▶ **The task**:
Reproduce verbatim the part of the message below about Fireworks and Catalyst that opens with the words containing "The IxDA SF" and closes with "no avail. :)".

▶ **Passage provided**:
The IxDA SF event was held at Adobe (an excellent meeting venue and
generous spread) and the evening concluded with a lengthy Catalyst
demo from a key guy on their team. I'm spacing his name but he's in
one of their online demo vids as well. Anyways, afterwards, I
corralled him and said what was up with their delayed Fireworks
integration. He said that the Fireworks workflow was not going to be
as integrated as Photoshop and Illustrator. (I didn't press for
specifics but maybe it's in that round-trip?) Naturally, I protested
loudly. To no avail. :)
My guess is that its origin as a Macromedia product has either spelled
its demise politically within Adobe (the lead Fireworks guy, Alan
Musselman, has left the company) or else technically in terms of its
code base being too different from Photoshop & Illustrator. An
*extremely* unfortunate state of affairs; IMO, there is no better
interaction design tool for documenting production-ready GUIs than
Fireworks (for static images)...or, well, at least that was true
before CS4.
Cheers,
Liz
On Jun 2, 2009, at 10:19 AM, Nasir Barday wrote:
I was as giddy as a schoolgirl for Catalyst. But as of this Beta, it
doesn't
open Fireworks CS4 files natively! Only Illustrator and Photoshop
files. I
would have thought that Fireworks, a tool positioned for prototyping
(and
even with some teasers of Flex integration, and mapped to Catalyst's
concept
of States!) would have a stronger relationship with a tool dedicated
to
taking prototypes to the next step. Actually, I always wondered why
Catalyst
wasn't conceived as a feature of Fireworks, since FW already supports
importing Illustrator and Photoshop files. But that's a discussion for
another day.

▶ **Dataset records**:
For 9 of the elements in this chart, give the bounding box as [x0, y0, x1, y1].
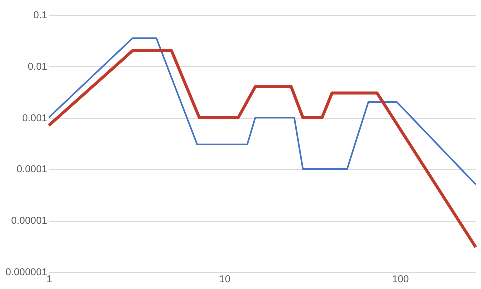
- y-tick-label: 0.1: [34, 10, 48, 22]
- y-tick-label: 0.01: [28, 62, 48, 73]
- y-tick-label: 0.000001: [6, 268, 48, 278]
- y-tick-label: 0.0001: [16, 164, 48, 176]
- x-tick-label: 1: [46, 274, 53, 286]
- x-tick-label: 100: [392, 274, 410, 286]
- y-tick-label: 0.00001: [11, 216, 48, 228]
- y-tick-label: 0.001: [22, 113, 48, 124]
- x-tick-label: 10: [220, 274, 232, 286]
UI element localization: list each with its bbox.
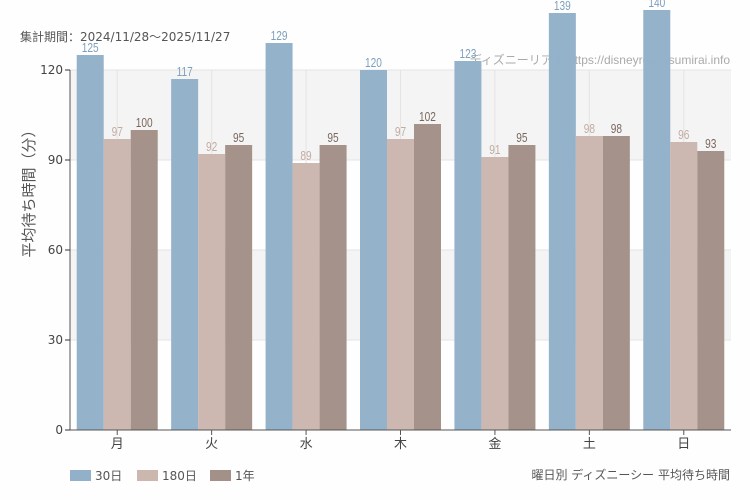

▶ **Solved problem**:
The IxDA SF event was held at Adobe (an excellent meeting venue and
generous spread) and the evening concluded with a lengthy Catalyst
demo from a key guy on their team. I'm spacing his name but he's in
one of their online demo vids as well. Anyways, afterwards, I
corralled him and said what was up with their delayed Fireworks
integration. He said that the Fireworks workflow was not going to be
as integrated as Photoshop and Illustrator. (I didn't press for
specifics but maybe it's in that round-trip?) Naturally, I protested
loudly. To no avail. :)